Work to complete: Repeat all entries exactly.

-------- Records to use

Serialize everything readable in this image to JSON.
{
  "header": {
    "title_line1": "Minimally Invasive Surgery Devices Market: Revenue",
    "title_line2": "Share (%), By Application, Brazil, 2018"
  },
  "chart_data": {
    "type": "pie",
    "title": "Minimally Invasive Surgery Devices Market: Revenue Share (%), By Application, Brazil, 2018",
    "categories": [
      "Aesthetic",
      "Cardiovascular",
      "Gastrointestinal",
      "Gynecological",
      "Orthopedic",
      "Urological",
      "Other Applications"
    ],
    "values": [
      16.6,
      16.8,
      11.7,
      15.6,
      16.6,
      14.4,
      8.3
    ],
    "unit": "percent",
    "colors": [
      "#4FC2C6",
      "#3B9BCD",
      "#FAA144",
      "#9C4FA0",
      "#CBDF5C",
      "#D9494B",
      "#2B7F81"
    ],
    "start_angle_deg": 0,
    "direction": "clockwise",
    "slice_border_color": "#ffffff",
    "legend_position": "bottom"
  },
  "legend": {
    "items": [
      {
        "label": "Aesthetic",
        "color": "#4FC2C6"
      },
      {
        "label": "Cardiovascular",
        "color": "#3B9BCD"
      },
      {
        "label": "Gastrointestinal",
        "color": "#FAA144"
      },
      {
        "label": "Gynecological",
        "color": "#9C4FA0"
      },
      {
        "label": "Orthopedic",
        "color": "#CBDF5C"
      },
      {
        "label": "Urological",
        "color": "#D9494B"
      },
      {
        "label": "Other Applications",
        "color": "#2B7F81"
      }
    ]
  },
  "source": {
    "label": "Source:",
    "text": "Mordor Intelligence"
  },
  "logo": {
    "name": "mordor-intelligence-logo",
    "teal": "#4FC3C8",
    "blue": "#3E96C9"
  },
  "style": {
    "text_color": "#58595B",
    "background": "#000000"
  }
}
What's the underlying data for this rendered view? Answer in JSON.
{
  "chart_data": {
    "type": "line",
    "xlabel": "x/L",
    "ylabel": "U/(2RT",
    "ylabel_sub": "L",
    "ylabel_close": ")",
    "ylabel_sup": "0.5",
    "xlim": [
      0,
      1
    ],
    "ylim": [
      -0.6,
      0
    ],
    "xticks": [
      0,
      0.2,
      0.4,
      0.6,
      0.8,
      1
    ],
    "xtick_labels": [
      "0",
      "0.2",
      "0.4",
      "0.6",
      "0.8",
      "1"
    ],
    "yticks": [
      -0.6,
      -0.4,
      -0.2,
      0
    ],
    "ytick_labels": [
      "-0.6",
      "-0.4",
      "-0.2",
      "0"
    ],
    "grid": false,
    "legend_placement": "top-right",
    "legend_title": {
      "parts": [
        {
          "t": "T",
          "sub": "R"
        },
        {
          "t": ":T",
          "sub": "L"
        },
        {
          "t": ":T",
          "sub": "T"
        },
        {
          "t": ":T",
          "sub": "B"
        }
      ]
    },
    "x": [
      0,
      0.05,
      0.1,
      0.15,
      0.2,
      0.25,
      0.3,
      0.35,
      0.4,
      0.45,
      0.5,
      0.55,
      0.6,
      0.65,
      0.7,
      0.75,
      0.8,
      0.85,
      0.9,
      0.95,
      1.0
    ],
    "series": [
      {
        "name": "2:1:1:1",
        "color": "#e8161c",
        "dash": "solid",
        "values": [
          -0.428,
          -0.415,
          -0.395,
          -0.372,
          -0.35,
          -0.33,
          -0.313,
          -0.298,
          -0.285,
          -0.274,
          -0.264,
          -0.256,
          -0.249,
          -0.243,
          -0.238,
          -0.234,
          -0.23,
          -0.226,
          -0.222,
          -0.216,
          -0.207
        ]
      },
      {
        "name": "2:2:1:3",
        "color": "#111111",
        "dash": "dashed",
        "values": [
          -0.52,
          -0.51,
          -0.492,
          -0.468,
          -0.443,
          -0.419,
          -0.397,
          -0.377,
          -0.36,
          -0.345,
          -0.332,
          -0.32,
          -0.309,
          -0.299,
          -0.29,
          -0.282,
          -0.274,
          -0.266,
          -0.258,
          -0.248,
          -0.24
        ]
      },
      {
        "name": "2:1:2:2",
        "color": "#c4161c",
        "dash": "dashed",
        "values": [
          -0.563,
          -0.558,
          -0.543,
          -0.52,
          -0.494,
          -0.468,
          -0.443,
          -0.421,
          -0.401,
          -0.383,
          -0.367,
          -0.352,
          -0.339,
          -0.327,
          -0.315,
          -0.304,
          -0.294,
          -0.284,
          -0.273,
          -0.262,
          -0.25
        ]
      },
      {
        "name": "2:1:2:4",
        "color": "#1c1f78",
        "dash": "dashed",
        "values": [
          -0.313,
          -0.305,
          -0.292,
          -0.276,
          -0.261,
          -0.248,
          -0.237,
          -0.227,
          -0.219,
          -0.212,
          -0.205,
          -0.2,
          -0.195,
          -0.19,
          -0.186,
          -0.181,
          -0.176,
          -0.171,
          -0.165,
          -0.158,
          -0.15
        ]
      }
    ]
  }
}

----------------

Task result:
Serialize everything readable in this image to JSON.
{
  "header": {
    "title_line1": "Minimally Invasive Surgery Devices Market: Revenue",
    "title_line2": "Share (%), By Application, Brazil, 2018"
  },
  "chart_data": {
    "type": "pie",
    "title": "Minimally Invasive Surgery Devices Market: Revenue Share (%), By Application, Brazil, 2018",
    "categories": [
      "Aesthetic",
      "Cardiovascular",
      "Gastrointestinal",
      "Gynecological",
      "Orthopedic",
      "Urological",
      "Other Applications"
    ],
    "values": [
      16.6,
      16.8,
      11.7,
      15.6,
      16.6,
      14.4,
      8.3
    ],
    "unit": "percent",
    "colors": [
      "#4FC2C6",
      "#3B9BCD",
      "#FAA144",
      "#9C4FA0",
      "#CBDF5C",
      "#D9494B",
      "#2B7F81"
    ],
    "start_angle_deg": 0,
    "direction": "clockwise",
    "slice_border_color": "#ffffff",
    "legend_position": "bottom"
  },
  "legend": {
    "items": [
      {
        "label": "Aesthetic",
        "color": "#4FC2C6"
      },
      {
        "label": "Cardiovascular",
        "color": "#3B9BCD"
      },
      {
        "label": "Gastrointestinal",
        "color": "#FAA144"
      },
      {
        "label": "Gynecological",
        "color": "#9C4FA0"
      },
      {
        "label": "Orthopedic",
        "color": "#CBDF5C"
      },
      {
        "label": "Urological",
        "color": "#D9494B"
      },
      {
        "label": "Other Applications",
        "color": "#2B7F81"
      }
    ]
  },
  "source": {
    "label": "Source:",
    "text": "Mordor Intelligence"
  },
  "logo": {
    "name": "mordor-intelligence-logo",
    "teal": "#4FC3C8",
    "blue": "#3E96C9"
  },
  "style": {
    "text_color": "#58595B",
    "background": "#000000"
  }
}
What's the underlying data for this rendered view? Answer in JSON.
{
  "chart_data": {
    "type": "line",
    "xlabel": "x/L",
    "ylabel": "U/(2RT",
    "ylabel_sub": "L",
    "ylabel_close": ")",
    "ylabel_sup": "0.5",
    "xlim": [
      0,
      1
    ],
    "ylim": [
      -0.6,
      0
    ],
    "xticks": [
      0,
      0.2,
      0.4,
      0.6,
      0.8,
      1
    ],
    "xtick_labels": [
      "0",
      "0.2",
      "0.4",
      "0.6",
      "0.8",
      "1"
    ],
    "yticks": [
      -0.6,
      -0.4,
      -0.2,
      0
    ],
    "ytick_labels": [
      "-0.6",
      "-0.4",
      "-0.2",
      "0"
    ],
    "grid": false,
    "legend_placement": "top-right",
    "legend_title": {
      "parts": [
        {
          "t": "T",
          "sub": "R"
        },
        {
          "t": ":T",
          "sub": "L"
        },
        {
          "t": ":T",
          "sub": "T"
        },
        {
          "t": ":T",
          "sub": "B"
        }
      ]
    },
    "x": [
      0,
      0.05,
      0.1,
      0.15,
      0.2,
      0.25,
      0.3,
      0.35,
      0.4,
      0.45,
      0.5,
      0.55,
      0.6,
      0.65,
      0.7,
      0.75,
      0.8,
      0.85,
      0.9,
      0.95,
      1.0
    ],
    "series": [
      {
        "name": "2:1:1:1",
        "color": "#e8161c",
        "dash": "solid",
        "values": [
          -0.428,
          -0.415,
          -0.395,
          -0.372,
          -0.35,
          -0.33,
          -0.313,
          -0.298,
          -0.285,
          -0.274,
          -0.264,
          -0.256,
          -0.249,
          -0.243,
          -0.238,
          -0.234,
          -0.23,
          -0.226,
          -0.222,
          -0.216,
          -0.207
        ]
      },
      {
        "name": "2:2:1:3",
        "color": "#111111",
        "dash": "dashed",
        "values": [
          -0.52,
          -0.51,
          -0.492,
          -0.468,
          -0.443,
          -0.419,
          -0.397,
          -0.377,
          -0.36,
          -0.345,
          -0.332,
          -0.32,
          -0.309,
          -0.299,
          -0.29,
          -0.282,
          -0.274,
          -0.266,
          -0.258,
          -0.248,
          -0.24
        ]
      },
      {
        "name": "2:1:2:2",
        "color": "#c4161c",
        "dash": "dashed",
        "values": [
          -0.563,
          -0.558,
          -0.543,
          -0.52,
          -0.494,
          -0.468,
          -0.443,
          -0.421,
          -0.401,
          -0.383,
          -0.367,
          -0.352,
          -0.339,
          -0.327,
          -0.315,
          -0.304,
          -0.294,
          -0.284,
          -0.273,
          -0.262,
          -0.25
        ]
      },
      {
        "name": "2:1:2:4",
        "color": "#1c1f78",
        "dash": "dashed",
        "values": [
          -0.313,
          -0.305,
          -0.292,
          -0.276,
          -0.261,
          -0.248,
          -0.237,
          -0.227,
          -0.219,
          -0.212,
          -0.205,
          -0.2,
          -0.195,
          -0.19,
          -0.186,
          -0.181,
          -0.176,
          -0.171,
          -0.165,
          -0.158,
          -0.15
        ]
      }
    ]
  }
}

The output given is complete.